[Extracted data entries]
☆ ☆ ☆ ☆

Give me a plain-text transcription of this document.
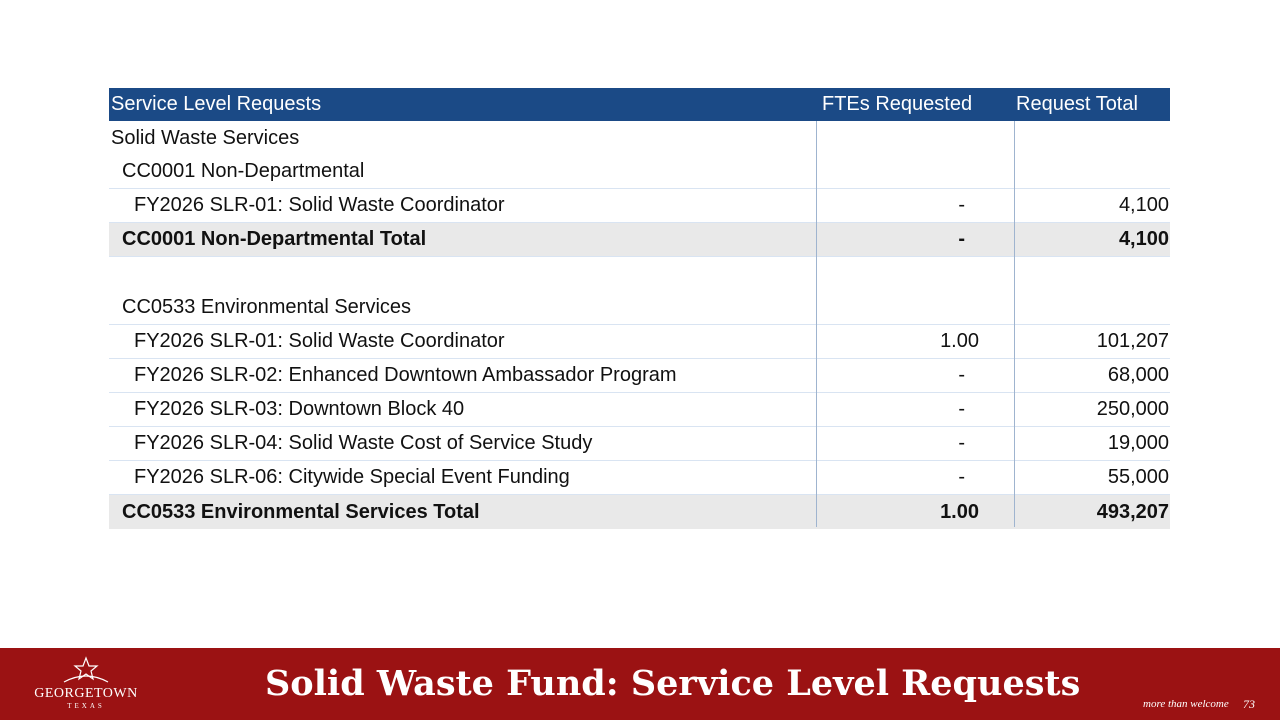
Service Level Requests	FTEs Requested	Request Total
Solid Waste Services
CC0001 Non-Departmental
FY2026 SLR-01: Solid Waste Coordinator	-	4,100
CC0001 Non-Departmental Total	-	4,100
CC0533 Environmental Services
FY2026 SLR-01: Solid Waste Coordinator	1.00	101,207
FY2026 SLR-02: Enhanced Downtown Ambassador Program	-	68,000
FY2026 SLR-03: Downtown Block 40	-	250,000
FY2026 SLR-04: Solid Waste Cost of Service Study	-	19,000
FY2026 SLR-06: Citywide Special Event Funding	-	55,000
CC0533 Environmental Services Total	1.00	493,207
GEORGETOWN
TEXAS
Solid Waste Fund: Service Level Requests	more than welcome 73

☆ ☆ ☆ ☆

GIVEN INSTRUCTION: Transcribe the records above exactly, omitting every picture they contain.

RESULT:
Give me a plain-text transcription of this document.
Service Level Requests	FTEs Requested	Request Total
Solid Waste Services
CC0001 Non-Departmental
FY2026 SLR-01: Solid Waste Coordinator	-	4,100
CC0001 Non-Departmental Total	-	4,100
CC0533 Environmental Services
FY2026 SLR-01: Solid Waste Coordinator	1.00	101,207
FY2026 SLR-02: Enhanced Downtown Ambassador Program	-	68,000
FY2026 SLR-03: Downtown Block 40	-	250,000
FY2026 SLR-04: Solid Waste Cost of Service Study	-	19,000
FY2026 SLR-06: Citywide Special Event Funding	-	55,000
CC0533 Environmental Services Total	1.00	493,207
GEORGETOWN
TEXAS
Solid Waste Fund: Service Level Requests	more than welcome 73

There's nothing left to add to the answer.